**WORK REQUIRED**:
Copy each line below in which the string "origin" occurs.

**SOURCE DATA**:
(begin)

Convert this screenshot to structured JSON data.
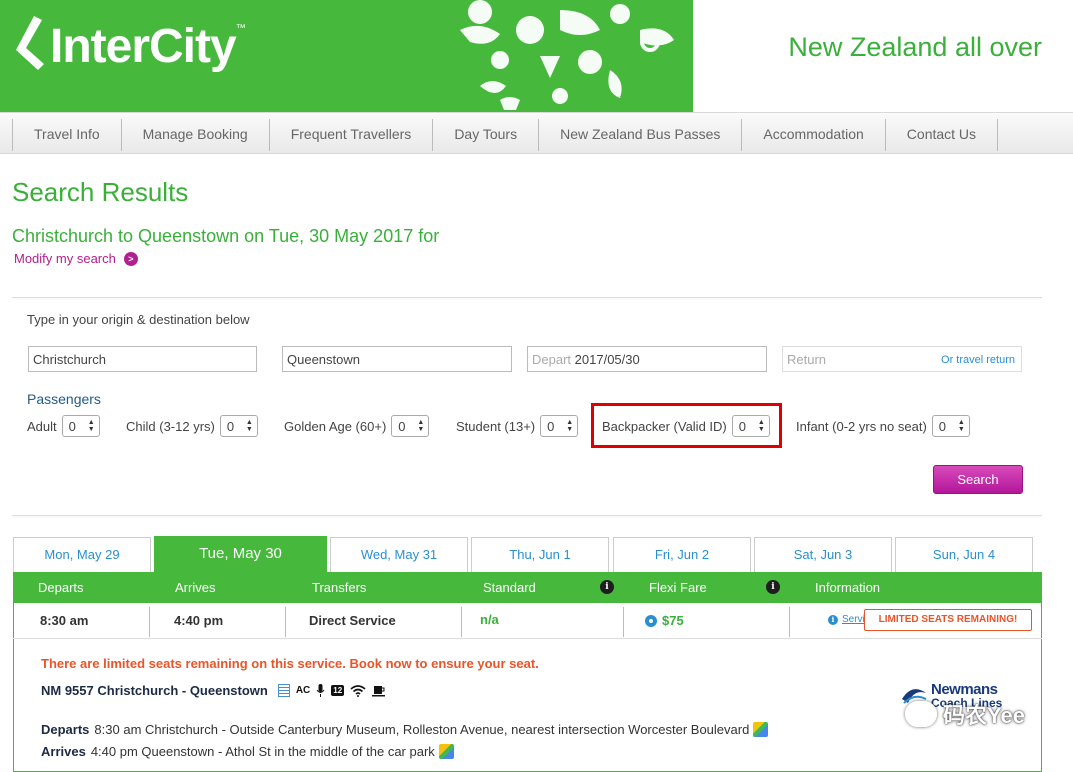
{
  "header": {
    "brand": "InterCity",
    "tagline": "New Zealand all over",
    "colors": {
      "green": "#46b93d",
      "magenta": "#b0208e",
      "link": "#2a8fcf",
      "alert": "#e8552a"
    }
  },
  "nav": {
    "items": [
      "Travel Info",
      "Manage Booking",
      "Frequent Travellers",
      "Day Tours",
      "New Zealand Bus Passes",
      "Accommodation",
      "Contact Us"
    ]
  },
  "page": {
    "title": "Search Results",
    "route": "Christchurch to Queenstown on Tue, 30 May 2017 for",
    "modify_link": "Modify my search",
    "modify_arrow": ">"
  },
  "search": {
    "instruction": "Type in your origin & destination below",
    "origin": "Christchurch",
    "destination": "Queenstown",
    "depart_label": "Depart",
    "depart_value": "2017/05/30",
    "return_label": "Return",
    "travel_return": "Or travel return",
    "passengers_label": "Passengers",
    "passengers": [
      {
        "label": "Adult",
        "value": "0"
      },
      {
        "label": "Child (3-12 yrs)",
        "value": "0"
      },
      {
        "label": "Golden Age (60+)",
        "value": "0"
      },
      {
        "label": "Student (13+)",
        "value": "0"
      },
      {
        "label": "Backpacker (Valid ID)",
        "value": "0"
      },
      {
        "label": "Infant (0-2 yrs no seat)",
        "value": "0"
      }
    ],
    "search_button": "Search"
  },
  "tabs": [
    "Mon, May 29",
    "Tue, May 30",
    "Wed, May 31",
    "Thu, Jun 1",
    "Fri, Jun 2",
    "Sat, Jun 3",
    "Sun, Jun 4"
  ],
  "results": {
    "columns": [
      "Departs",
      "Arrives",
      "Transfers",
      "Standard",
      "Flexi Fare",
      "Information"
    ],
    "info_glyph": "i",
    "row": {
      "departs": "8:30 am",
      "arrives": "4:40 pm",
      "transfers": "Direct Service",
      "standard": "n/a",
      "flexi": "$75",
      "service_info": "Service Info",
      "limited_badge": "LIMITED SEATS REMAINING!"
    },
    "limited_message": "There are limited seats remaining on this service. Book now to ensure your seat.",
    "service_name": "NM 9557  Christchurch - Queenstown",
    "amenity_ac": "AC",
    "amenity_usb": "12",
    "departs_label": "Departs",
    "departs_detail": "8:30 am Christchurch - Outside Canterbury Museum, Rolleston Avenue, nearest intersection Worcester Boulevard",
    "arrives_label": "Arrives",
    "arrives_detail": "4:40 pm Queenstown - Athol St in the middle of the car park",
    "operator": "Newmans",
    "operator_sub": "Coach Lines"
  },
  "watermark": "码农Yee"
}
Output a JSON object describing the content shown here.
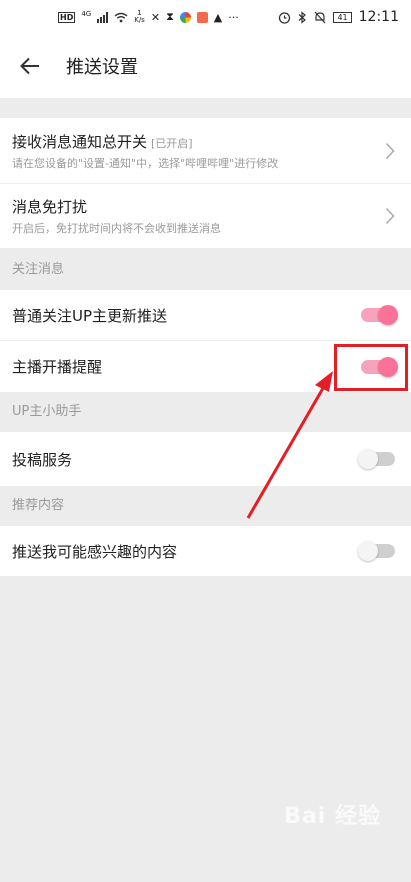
{
  "status_bar": {
    "network": "4G",
    "speed_value": "1",
    "speed_unit": "K/s",
    "more": "···",
    "time": "12:11",
    "battery": "41"
  },
  "header": {
    "title": "推送设置"
  },
  "top_group": {
    "items": [
      {
        "label": "接收消息通知总开关",
        "tag": "[已开启]",
        "desc": "请在您设备的\"设置-通知\"中，选择\"哔哩哔哩\"进行修改"
      },
      {
        "label": "消息免打扰",
        "desc": "开启后，免打扰时间内将不会收到推送消息"
      }
    ]
  },
  "sections": [
    {
      "title": "关注消息",
      "items": [
        {
          "label": "普通关注UP主更新推送",
          "enabled": true
        },
        {
          "label": "主播开播提醒",
          "enabled": true
        }
      ]
    },
    {
      "title": "UP主小助手",
      "items": [
        {
          "label": "投稿服务",
          "enabled": false
        }
      ]
    },
    {
      "title": "推荐内容",
      "items": [
        {
          "label": "推送我可能感兴趣的内容",
          "enabled": false
        }
      ]
    }
  ],
  "annotation": {
    "color": "#e31e24"
  },
  "watermark": "Bai 经验",
  "colors": {
    "accent": "#fb7299",
    "background": "#ececec"
  }
}
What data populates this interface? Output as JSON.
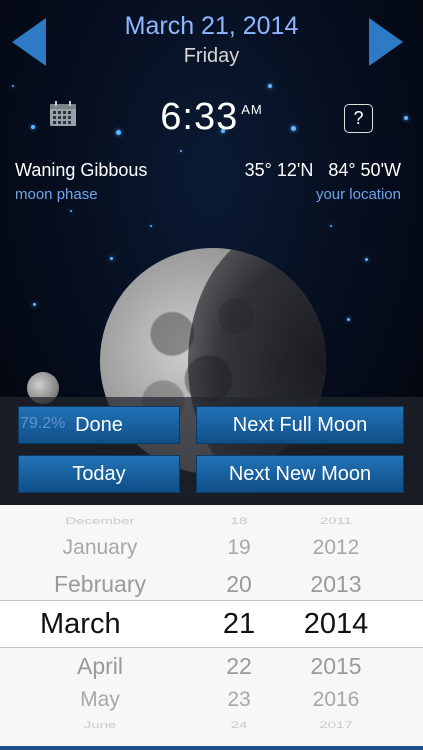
{
  "header": {
    "date": "March 21, 2014",
    "weekday": "Friday"
  },
  "clock": {
    "time": "6:33",
    "ampm": "AM"
  },
  "help": {
    "label": "?"
  },
  "moon_info": {
    "phase": "Waning Gibbous",
    "phase_caption": "moon phase",
    "coordinates": "35° 12'N   84° 50'W",
    "location_caption": "your location",
    "illumination": "79.2%"
  },
  "buttons": {
    "done": "Done",
    "today": "Today",
    "next_full": "Next Full Moon",
    "next_new": "Next New Moon"
  },
  "picker": {
    "months": [
      "December",
      "January",
      "February",
      "March",
      "April",
      "May",
      "June"
    ],
    "days": [
      "18",
      "19",
      "20",
      "21",
      "22",
      "23",
      "24"
    ],
    "years": [
      "2011",
      "2012",
      "2013",
      "2014",
      "2015",
      "2016",
      "2017"
    ]
  },
  "colors": {
    "accent": "#2d7bc4",
    "date_title": "#8fb6ff",
    "caption": "#6fa5e8"
  }
}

(end)

**RESULT BELOW**:
    "instruction": "Type in your origin & destination below",
    "origin": "Christchurch",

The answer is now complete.